**Aim of the task:** Rewrite everything from the start of the data down to and including the line that contains "required-mark: * (237, 157, 245, 173)" as a numbered list, omitting any blank lines.

* START *

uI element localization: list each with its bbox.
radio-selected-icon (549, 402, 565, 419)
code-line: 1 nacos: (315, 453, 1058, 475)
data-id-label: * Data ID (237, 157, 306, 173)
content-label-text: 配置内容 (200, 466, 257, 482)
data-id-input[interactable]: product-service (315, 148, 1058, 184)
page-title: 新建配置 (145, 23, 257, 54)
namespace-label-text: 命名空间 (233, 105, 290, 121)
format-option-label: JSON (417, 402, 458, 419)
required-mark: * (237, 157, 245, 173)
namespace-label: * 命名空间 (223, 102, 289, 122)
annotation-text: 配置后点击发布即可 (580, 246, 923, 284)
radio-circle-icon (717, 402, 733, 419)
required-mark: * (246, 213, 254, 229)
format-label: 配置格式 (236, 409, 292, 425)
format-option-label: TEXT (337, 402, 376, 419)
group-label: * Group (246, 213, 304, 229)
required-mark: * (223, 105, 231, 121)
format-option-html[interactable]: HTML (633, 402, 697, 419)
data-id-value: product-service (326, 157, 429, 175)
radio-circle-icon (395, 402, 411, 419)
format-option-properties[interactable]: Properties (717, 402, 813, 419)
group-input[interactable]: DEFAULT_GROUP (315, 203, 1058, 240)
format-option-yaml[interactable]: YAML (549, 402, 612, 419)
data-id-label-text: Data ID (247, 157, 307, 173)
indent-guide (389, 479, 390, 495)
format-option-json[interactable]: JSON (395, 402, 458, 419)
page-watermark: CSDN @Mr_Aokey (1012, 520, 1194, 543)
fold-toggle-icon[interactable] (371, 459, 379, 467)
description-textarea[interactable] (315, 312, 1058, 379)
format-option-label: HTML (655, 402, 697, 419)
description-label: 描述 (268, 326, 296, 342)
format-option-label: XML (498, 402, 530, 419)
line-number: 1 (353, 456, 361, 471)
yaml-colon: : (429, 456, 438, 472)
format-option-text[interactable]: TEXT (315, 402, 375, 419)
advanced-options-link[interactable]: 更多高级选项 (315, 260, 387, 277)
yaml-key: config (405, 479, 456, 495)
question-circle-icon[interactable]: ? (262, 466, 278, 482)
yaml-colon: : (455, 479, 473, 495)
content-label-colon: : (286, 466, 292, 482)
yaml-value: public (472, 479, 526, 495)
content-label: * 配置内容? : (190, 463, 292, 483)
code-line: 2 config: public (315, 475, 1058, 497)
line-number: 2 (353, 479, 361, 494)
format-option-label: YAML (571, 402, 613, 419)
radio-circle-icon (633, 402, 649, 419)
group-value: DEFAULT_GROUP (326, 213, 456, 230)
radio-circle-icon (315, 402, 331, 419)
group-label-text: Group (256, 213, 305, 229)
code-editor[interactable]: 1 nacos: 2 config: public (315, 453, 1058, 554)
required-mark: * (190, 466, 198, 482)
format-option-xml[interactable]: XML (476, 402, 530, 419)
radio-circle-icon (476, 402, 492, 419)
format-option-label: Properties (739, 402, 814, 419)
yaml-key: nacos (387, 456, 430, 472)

* END *

**Response for this exercise:**
1. uI element localization: list each with its bbox.
2. radio-selected-icon (549, 402, 565, 419)
3. code-line: 1 nacos: (315, 453, 1058, 475)
4. data-id-label: * Data ID (237, 157, 306, 173)
5. content-label-text: 配置内容 (200, 466, 257, 482)
6. data-id-input[interactable]: product-service (315, 148, 1058, 184)
7. page-title: 新建配置 (145, 23, 257, 54)
8. namespace-label-text: 命名空间 (233, 105, 290, 121)
9. format-option-label: JSON (417, 402, 458, 419)
10. required-mark: * (237, 157, 245, 173)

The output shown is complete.